• [Job]:
Give the listing again in full, exactly as written.
* * *
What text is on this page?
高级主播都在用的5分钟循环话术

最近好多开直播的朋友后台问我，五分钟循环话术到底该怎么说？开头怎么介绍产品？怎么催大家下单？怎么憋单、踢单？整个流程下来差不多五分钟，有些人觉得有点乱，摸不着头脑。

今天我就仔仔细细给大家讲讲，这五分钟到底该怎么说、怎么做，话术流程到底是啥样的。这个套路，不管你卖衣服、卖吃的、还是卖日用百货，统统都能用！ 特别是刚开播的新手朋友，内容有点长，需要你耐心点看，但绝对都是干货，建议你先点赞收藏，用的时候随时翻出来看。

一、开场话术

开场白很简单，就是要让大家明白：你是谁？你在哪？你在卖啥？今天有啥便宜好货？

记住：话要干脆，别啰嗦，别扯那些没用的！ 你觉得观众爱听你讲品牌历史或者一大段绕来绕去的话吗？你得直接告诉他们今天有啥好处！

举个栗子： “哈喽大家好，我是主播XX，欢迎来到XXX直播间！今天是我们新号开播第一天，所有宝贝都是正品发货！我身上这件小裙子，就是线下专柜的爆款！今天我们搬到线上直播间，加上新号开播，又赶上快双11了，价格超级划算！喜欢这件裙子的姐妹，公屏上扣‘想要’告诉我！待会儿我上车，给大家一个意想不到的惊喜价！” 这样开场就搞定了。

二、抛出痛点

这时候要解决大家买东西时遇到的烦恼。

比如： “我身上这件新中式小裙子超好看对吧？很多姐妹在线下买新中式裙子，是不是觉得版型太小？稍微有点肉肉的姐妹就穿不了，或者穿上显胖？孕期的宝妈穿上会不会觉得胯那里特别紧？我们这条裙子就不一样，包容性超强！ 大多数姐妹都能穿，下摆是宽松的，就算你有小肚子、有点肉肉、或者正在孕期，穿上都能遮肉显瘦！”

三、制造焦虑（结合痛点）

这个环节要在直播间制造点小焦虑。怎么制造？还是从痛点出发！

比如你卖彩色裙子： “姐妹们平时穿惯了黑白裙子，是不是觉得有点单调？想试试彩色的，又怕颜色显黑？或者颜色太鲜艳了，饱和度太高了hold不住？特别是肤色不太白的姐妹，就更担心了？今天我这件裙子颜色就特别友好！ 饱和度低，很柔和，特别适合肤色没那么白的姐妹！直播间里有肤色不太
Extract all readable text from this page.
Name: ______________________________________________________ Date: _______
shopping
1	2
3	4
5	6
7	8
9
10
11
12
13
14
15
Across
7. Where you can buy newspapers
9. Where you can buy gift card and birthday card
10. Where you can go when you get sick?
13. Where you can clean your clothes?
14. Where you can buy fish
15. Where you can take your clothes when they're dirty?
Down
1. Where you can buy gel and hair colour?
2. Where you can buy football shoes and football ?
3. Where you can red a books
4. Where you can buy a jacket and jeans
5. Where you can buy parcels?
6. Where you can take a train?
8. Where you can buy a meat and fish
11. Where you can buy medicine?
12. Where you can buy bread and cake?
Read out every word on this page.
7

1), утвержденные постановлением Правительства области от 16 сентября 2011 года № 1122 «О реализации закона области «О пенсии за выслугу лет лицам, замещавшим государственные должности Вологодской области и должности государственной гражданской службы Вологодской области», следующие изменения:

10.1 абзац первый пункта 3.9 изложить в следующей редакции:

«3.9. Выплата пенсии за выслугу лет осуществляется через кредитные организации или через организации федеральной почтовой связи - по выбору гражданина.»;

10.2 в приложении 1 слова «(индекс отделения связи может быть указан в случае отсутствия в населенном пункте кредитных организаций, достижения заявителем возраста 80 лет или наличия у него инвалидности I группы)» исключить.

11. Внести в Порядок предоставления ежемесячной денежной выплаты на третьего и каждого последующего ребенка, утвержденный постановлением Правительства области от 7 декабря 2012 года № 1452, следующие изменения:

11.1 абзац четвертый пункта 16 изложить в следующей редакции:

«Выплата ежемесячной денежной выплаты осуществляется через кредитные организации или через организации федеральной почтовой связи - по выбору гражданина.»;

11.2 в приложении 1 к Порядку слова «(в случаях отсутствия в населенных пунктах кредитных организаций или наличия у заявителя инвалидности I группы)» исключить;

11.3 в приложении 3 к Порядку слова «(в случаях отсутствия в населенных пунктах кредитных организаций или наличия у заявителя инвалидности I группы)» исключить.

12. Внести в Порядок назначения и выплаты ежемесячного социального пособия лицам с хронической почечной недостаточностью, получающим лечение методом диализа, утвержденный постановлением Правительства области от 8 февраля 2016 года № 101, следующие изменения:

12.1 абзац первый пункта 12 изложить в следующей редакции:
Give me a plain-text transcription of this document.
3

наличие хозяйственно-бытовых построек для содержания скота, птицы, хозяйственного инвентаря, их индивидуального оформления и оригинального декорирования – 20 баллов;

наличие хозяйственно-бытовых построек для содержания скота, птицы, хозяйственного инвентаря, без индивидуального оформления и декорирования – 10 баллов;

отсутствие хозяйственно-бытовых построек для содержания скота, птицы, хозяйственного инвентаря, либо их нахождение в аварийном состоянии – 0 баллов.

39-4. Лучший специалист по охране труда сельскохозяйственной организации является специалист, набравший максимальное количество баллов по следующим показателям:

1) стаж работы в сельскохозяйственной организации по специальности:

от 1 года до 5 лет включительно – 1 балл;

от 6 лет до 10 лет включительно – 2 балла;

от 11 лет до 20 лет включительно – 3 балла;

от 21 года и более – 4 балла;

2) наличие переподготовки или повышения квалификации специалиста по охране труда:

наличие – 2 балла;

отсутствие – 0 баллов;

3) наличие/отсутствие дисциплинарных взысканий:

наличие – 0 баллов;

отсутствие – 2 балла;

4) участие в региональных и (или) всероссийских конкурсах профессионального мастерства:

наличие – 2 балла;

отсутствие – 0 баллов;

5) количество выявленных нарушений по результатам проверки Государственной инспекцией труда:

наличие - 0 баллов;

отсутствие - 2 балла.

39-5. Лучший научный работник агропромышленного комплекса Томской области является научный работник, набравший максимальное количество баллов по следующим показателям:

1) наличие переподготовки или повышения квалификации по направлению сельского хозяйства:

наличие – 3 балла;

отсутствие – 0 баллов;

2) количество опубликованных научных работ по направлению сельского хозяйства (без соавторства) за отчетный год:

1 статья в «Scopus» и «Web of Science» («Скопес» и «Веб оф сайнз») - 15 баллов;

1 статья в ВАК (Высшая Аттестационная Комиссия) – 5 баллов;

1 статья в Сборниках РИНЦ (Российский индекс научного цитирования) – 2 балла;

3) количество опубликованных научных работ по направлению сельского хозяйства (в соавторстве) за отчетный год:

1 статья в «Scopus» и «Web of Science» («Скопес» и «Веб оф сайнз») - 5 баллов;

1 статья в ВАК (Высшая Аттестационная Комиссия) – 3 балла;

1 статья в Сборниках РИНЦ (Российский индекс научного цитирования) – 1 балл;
* * *
• [Result for this task]:
What text is on this page?
高级主播都在用的5分钟循环话术

最近好多开直播的朋友后台问我，五分钟循环话术到底该怎么说？开头怎么介绍产品？怎么催大家下单？怎么憋单、踢单？整个流程下来差不多五分钟，有些人觉得有点乱，摸不着头脑。

今天我就仔仔细细给大家讲讲，这五分钟到底该怎么说、怎么做，话术流程到底是啥样的。这个套路，不管你卖衣服、卖吃的、还是卖日用百货，统统都能用！ 特别是刚开播的新手朋友，内容有点长，需要你耐心点看，但绝对都是干货，建议你先点赞收藏，用的时候随时翻出来看。

一、开场话术

开场白很简单，就是要让大家明白：你是谁？你在哪？你在卖啥？今天有啥便宜好货？

记住：话要干脆，别啰嗦，别扯那些没用的！ 你觉得观众爱听你讲品牌历史或者一大段绕来绕去的话吗？你得直接告诉他们今天有啥好处！

举个栗子： “哈喽大家好，我是主播XX，欢迎来到XXX直播间！今天是我们新号开播第一天，所有宝贝都是正品发货！我身上这件小裙子，就是线下专柜的爆款！今天我们搬到线上直播间，加上新号开播，又赶上快双11了，价格超级划算！喜欢这件裙子的姐妹，公屏上扣‘想要’告诉我！待会儿我上车，给大家一个意想不到的惊喜价！” 这样开场就搞定了。

二、抛出痛点

这时候要解决大家买东西时遇到的烦恼。

比如： “我身上这件新中式小裙子超好看对吧？很多姐妹在线下买新中式裙子，是不是觉得版型太小？稍微有点肉肉的姐妹就穿不了，或者穿上显胖？孕期的宝妈穿上会不会觉得胯那里特别紧？我们这条裙子就不一样，包容性超强！ 大多数姐妹都能穿，下摆是宽松的，就算你有小肚子、有点肉肉、或者正在孕期，穿上都能遮肉显瘦！”

三、制造焦虑（结合痛点）

这个环节要在直播间制造点小焦虑。怎么制造？还是从痛点出发！

比如你卖彩色裙子： “姐妹们平时穿惯了黑白裙子，是不是觉得有点单调？想试试彩色的，又怕颜色显黑？或者颜色太鲜艳了，饱和度太高了hold不住？特别是肤色不太白的姐妹，就更担心了？今天我这件裙子颜色就特别友好！ 饱和度低，很柔和，特别适合肤色没那么白的姐妹！直播间里有肤色不太
Extract all readable text from this page.
Name: ______________________________________________________ Date: _______
shopping
1	2
3	4
5	6
7	8
9
10
11
12
13
14
15
Across
7. Where you can buy newspapers
9. Where you can buy gift card and birthday card
10. Where you can go when you get sick?
13. Where you can clean your clothes?
14. Where you can buy fish
15. Where you can take your clothes when they're dirty?
Down
1. Where you can buy gel and hair colour?
2. Where you can buy football shoes and football ?
3. Where you can red a books
4. Where you can buy a jacket and jeans
5. Where you can buy parcels?
6. Where you can take a train?
8. Where you can buy a meat and fish
11. Where you can buy medicine?
12. Where you can buy bread and cake?
Read out every word on this page.
7

1), утвержденные постановлением Правительства области от 16 сентября 2011 года № 1122 «О реализации закона области «О пенсии за выслугу лет лицам, замещавшим государственные должности Вологодской области и должности государственной гражданской службы Вологодской области», следующие изменения:

10.1 абзац первый пункта 3.9 изложить в следующей редакции:

«3.9. Выплата пенсии за выслугу лет осуществляется через кредитные организации или через организации федеральной почтовой связи - по выбору гражданина.»;

10.2 в приложении 1 слова «(индекс отделения связи может быть указан в случае отсутствия в населенном пункте кредитных организаций, достижения заявителем возраста 80 лет или наличия у него инвалидности I группы)» исключить.

11. Внести в Порядок предоставления ежемесячной денежной выплаты на третьего и каждого последующего ребенка, утвержденный постановлением Правительства области от 7 декабря 2012 года № 1452, следующие изменения:

11.1 абзац четвертый пункта 16 изложить в следующей редакции:

«Выплата ежемесячной денежной выплаты осуществляется через кредитные организации или через организации федеральной почтовой связи - по выбору гражданина.»;

11.2 в приложении 1 к Порядку слова «(в случаях отсутствия в населенных пунктах кредитных организаций или наличия у заявителя инвалидности I группы)» исключить;

11.3 в приложении 3 к Порядку слова «(в случаях отсутствия в населенных пунктах кредитных организаций или наличия у заявителя инвалидности I группы)» исключить.

12. Внести в Порядок назначения и выплаты ежемесячного социального пособия лицам с хронической почечной недостаточностью, получающим лечение методом диализа, утвержденный постановлением Правительства области от 8 февраля 2016 года № 101, следующие изменения:

12.1 абзац первый пункта 12 изложить в следующей редакции:
Give me a plain-text transcription of this document.
3

наличие хозяйственно-бытовых построек для содержания скота, птицы, хозяйственного инвентаря, их индивидуального оформления и оригинального декорирования – 20 баллов;

наличие хозяйственно-бытовых построек для содержания скота, птицы, хозяйственного инвентаря, без индивидуального оформления и декорирования – 10 баллов;

отсутствие хозяйственно-бытовых построек для содержания скота, птицы, хозяйственного инвентаря, либо их нахождение в аварийном состоянии – 0 баллов.

39-4. Лучший специалист по охране труда сельскохозяйственной организации является специалист, набравший максимальное количество баллов по следующим показателям:

1) стаж работы в сельскохозяйственной организации по специальности:

от 1 года до 5 лет включительно – 1 балл;

от 6 лет до 10 лет включительно – 2 балла;

от 11 лет до 20 лет включительно – 3 балла;

от 21 года и более – 4 балла;

2) наличие переподготовки или повышения квалификации специалиста по охране труда:

наличие – 2 балла;

отсутствие – 0 баллов;

3) наличие/отсутствие дисциплинарных взысканий:

наличие – 0 баллов;

отсутствие – 2 балла;

4) участие в региональных и (или) всероссийских конкурсах профессионального мастерства:

наличие – 2 балла;

отсутствие – 0 баллов;

5) количество выявленных нарушений по результатам проверки Государственной инспекцией труда:

наличие - 0 баллов;

отсутствие - 2 балла.

39-5. Лучший научный работник агропромышленного комплекса Томской области является научный работник, набравший максимальное количество баллов по следующим показателям:

1) наличие переподготовки или повышения квалификации по направлению сельского хозяйства:

наличие – 3 балла;

отсутствие – 0 баллов;

2) количество опубликованных научных работ по направлению сельского хозяйства (без соавторства) за отчетный год:

1 статья в «Scopus» и «Web of Science» («Скопес» и «Веб оф сайнз») - 15 баллов;

1 статья в ВАК (Высшая Аттестационная Комиссия) – 5 баллов;

1 статья в Сборниках РИНЦ (Российский индекс научного цитирования) – 2 балла;

3) количество опубликованных научных работ по направлению сельского хозяйства (в соавторстве) за отчетный год:

1 статья в «Scopus» и «Web of Science» («Скопес» и «Веб оф сайнз») - 5 баллов;

1 статья в ВАК (Высшая Аттестационная Комиссия) – 3 балла;

1 статья в Сборниках РИНЦ (Российский индекс научного цитирования) – 1 балл;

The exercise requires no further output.